Search the data for the string "ylabel" and extract every line where it appears.

───── Provided data

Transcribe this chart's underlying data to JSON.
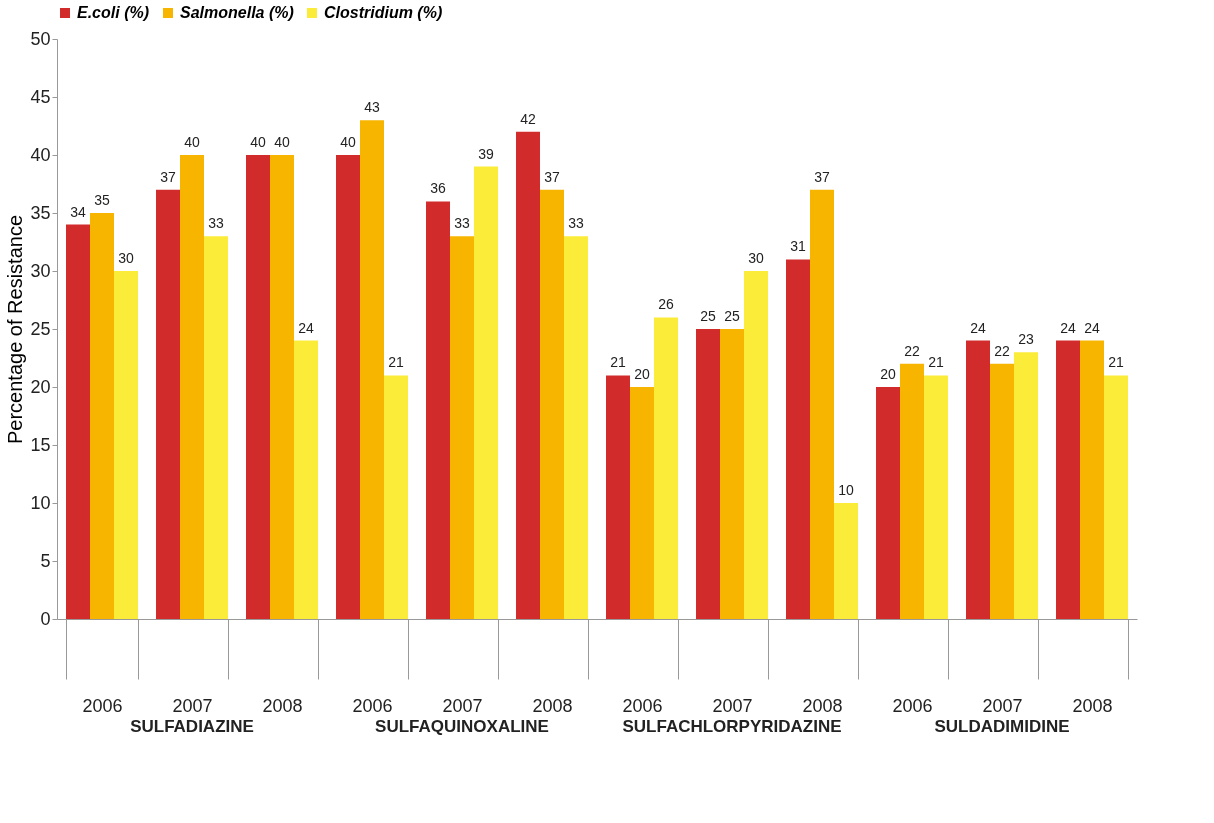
{
  "chart_data": {
    "type": "bar",
    "ylabel": "Percentage of Resistance",
    "categories": [
      "2006",
      "2007",
      "2008",
      "2006",
      "2007",
      "2008",
      "2006",
      "2007",
      "2008",
      "2006",
      "2007",
      "2008"
    ],
    "series": [
      {
        "name": "E.coli (%)",
        "color": "#d22b2b",
        "values": [
          34,
          37,
          40,
          40,
          36,
          42,
          21,
          25,
          31,
          20,
          24,
          24
        ]
      },
      {
        "name": "Salmonella (%)",
        "color": "#f7b500",
        "values": [
          35,
          40,
          40,
          43,
          33,
          37,
          20,
          25,
          37,
          22,
          22,
          24
        ]
      },
      {
        "name": "Clostridium (%)",
        "color": "#fcec3a",
        "values": [
          30,
          33,
          24,
          21,
          39,
          33,
          26,
          30,
          10,
          21,
          23,
          21
        ]
      }
    ],
    "annotations": [
      "SULFADIAZINE",
      "SULFAQUINOXALINE",
      "SULFACHLORPYRIDAZINE",
      "SULDADIMIDINE"
    ],
    "ylim": [
      0,
      50
    ],
    "yticks": [
      0,
      5,
      10,
      15,
      20,
      25,
      30,
      35,
      40,
      45,
      50
    ],
    "grid": false,
    "legend": "top",
    "data_labels": true
  }
}
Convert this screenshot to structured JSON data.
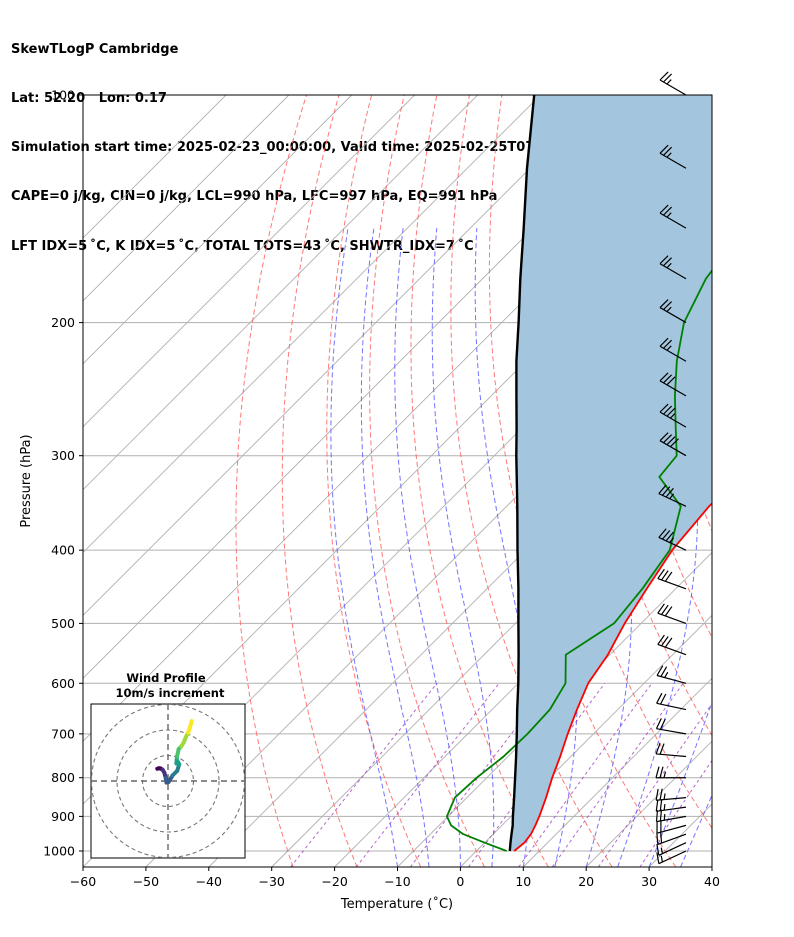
{
  "header": {
    "line1": "SkewTLogP Cambridge",
    "line2": "Lat: 52.20   Lon: 0.17",
    "line3": "Simulation start time: 2025-02-23_00:00:00, Valid time: 2025-02-25T07:00:00.00",
    "line4": "CAPE=0 j/kg, CIN=0 j/kg, LCL=990 hPa, LFC=997 hPa, EQ=991 hPa",
    "line5": "LFT IDX=5 ˚C, K IDX=5 ˚C, TOTAL TOTS=43 ˚C, SHWTR_IDX=7 ˚C"
  },
  "chart_data": {
    "type": "line",
    "title": "SkewTLogP Cambridge",
    "xlabel": "Temperature (˚C)",
    "ylabel": "Pressure (hPa)",
    "xlim": [
      -60,
      40
    ],
    "ylim": [
      1050,
      100
    ],
    "y_scale": "log",
    "grid": true,
    "x_ticks": [
      -60,
      -50,
      -40,
      -30,
      -20,
      -10,
      0,
      10,
      20,
      30,
      40
    ],
    "y_ticks": [
      1000,
      900,
      800,
      700,
      600,
      500,
      400,
      300,
      200,
      100
    ],
    "colors": {
      "temperature": "#ff0000",
      "dewpoint": "#008000",
      "parcel": "#000000",
      "shading": "#a3c6de",
      "dry_adiabat": "#ff6060",
      "moist_adiabat": "#5a5aff",
      "mixing_ratio": "#a040c0",
      "isotherm": "#b0b0b0"
    },
    "series": [
      {
        "name": "Temperature",
        "points": [
          [
            1000,
            6.0
          ],
          [
            975,
            6.3
          ],
          [
            950,
            6.0
          ],
          [
            925,
            5.3
          ],
          [
            900,
            4.5
          ],
          [
            850,
            2.6
          ],
          [
            800,
            0.4
          ],
          [
            750,
            -1.7
          ],
          [
            700,
            -4.1
          ],
          [
            650,
            -6.5
          ],
          [
            600,
            -8.9
          ],
          [
            550,
            -10.3
          ],
          [
            500,
            -12.6
          ],
          [
            450,
            -14.6
          ],
          [
            400,
            -16.7
          ],
          [
            350,
            -17.8
          ],
          [
            300,
            -17.3
          ],
          [
            275,
            -15.8
          ],
          [
            250,
            -12.9
          ],
          [
            225,
            -10.9
          ],
          [
            200,
            -9.7
          ],
          [
            175,
            -8.7
          ],
          [
            150,
            -8.8
          ],
          [
            125,
            -9.3
          ],
          [
            100,
            -10.7
          ]
        ]
      },
      {
        "name": "Dewpoint",
        "points": [
          [
            1000,
            4.8
          ],
          [
            975,
            0.0
          ],
          [
            950,
            -4.8
          ],
          [
            925,
            -8.1
          ],
          [
            900,
            -10.2
          ],
          [
            850,
            -11.9
          ],
          [
            800,
            -11.6
          ],
          [
            750,
            -10.7
          ],
          [
            700,
            -10.5
          ],
          [
            650,
            -10.8
          ],
          [
            600,
            -12.5
          ],
          [
            550,
            -17.0
          ],
          [
            500,
            -14.3
          ],
          [
            450,
            -15.3
          ],
          [
            400,
            -17.1
          ],
          [
            350,
            -22.3
          ],
          [
            320,
            -30.4
          ],
          [
            300,
            -31.0
          ],
          [
            275,
            -35.7
          ],
          [
            250,
            -40.8
          ],
          [
            225,
            -46.0
          ],
          [
            200,
            -51.0
          ],
          [
            175,
            -54.5
          ],
          [
            150,
            -56.5
          ],
          [
            125,
            -56.5
          ],
          [
            100,
            -56.5
          ]
        ]
      },
      {
        "name": "Parcel",
        "points": [
          [
            1000,
            5.3
          ],
          [
            975,
            4.1
          ],
          [
            950,
            2.9
          ],
          [
            925,
            1.7
          ],
          [
            900,
            0.3
          ],
          [
            850,
            -2.5
          ],
          [
            800,
            -5.5
          ],
          [
            750,
            -8.7
          ],
          [
            700,
            -12.2
          ],
          [
            650,
            -16.0
          ],
          [
            600,
            -20.0
          ],
          [
            550,
            -24.5
          ],
          [
            500,
            -29.5
          ],
          [
            450,
            -35.0
          ],
          [
            400,
            -41.3
          ],
          [
            350,
            -48.3
          ],
          [
            300,
            -56.5
          ],
          [
            275,
            -61.0
          ],
          [
            250,
            -66.0
          ],
          [
            225,
            -71.5
          ],
          [
            200,
            -77.3
          ],
          [
            175,
            -84.0
          ],
          [
            150,
            -91.5
          ],
          [
            125,
            -100.5
          ],
          [
            100,
            -111.0
          ]
        ]
      }
    ],
    "wind_barbs": {
      "pressures": [
        1000,
        975,
        950,
        925,
        900,
        875,
        850,
        800,
        750,
        700,
        650,
        600,
        550,
        500,
        450,
        400,
        350,
        300,
        275,
        250,
        225,
        200,
        175,
        150,
        125,
        100
      ],
      "speed_kt": [
        15,
        15,
        20,
        20,
        25,
        25,
        25,
        25,
        20,
        20,
        20,
        25,
        30,
        30,
        30,
        35,
        35,
        40,
        35,
        30,
        25,
        25,
        25,
        25,
        25,
        25
      ],
      "direction_deg": [
        245,
        245,
        250,
        255,
        260,
        262,
        265,
        270,
        275,
        280,
        282,
        285,
        290,
        290,
        290,
        295,
        295,
        300,
        300,
        300,
        300,
        300,
        300,
        300,
        300,
        300
      ]
    },
    "hodograph": {
      "title": "Wind Profile",
      "subtitle": "10m/s increment",
      "rings_ms": [
        10,
        20,
        30
      ],
      "u_ms": [
        -4.2,
        -3.6,
        -2.9,
        -2.1,
        -1.4,
        -0.9,
        -0.6,
        0.2,
        1.8,
        3.6,
        4.4,
        4.0,
        3.3,
        3.5,
        4.2,
        5.2,
        6.1,
        7.0,
        7.9,
        8.6,
        9.3
      ],
      "v_ms": [
        4.8,
        5.0,
        4.9,
        4.4,
        3.2,
        1.2,
        -0.6,
        -0.4,
        2.2,
        4.0,
        6.5,
        7.4,
        6.9,
        9.5,
        12.5,
        13.6,
        15.0,
        17.2,
        19.0,
        21.0,
        23.5
      ]
    }
  }
}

──────────

Finished answer –
    "ylabel": "Percentage of Resistance",
    "ylabel": "Pressure (hPa)",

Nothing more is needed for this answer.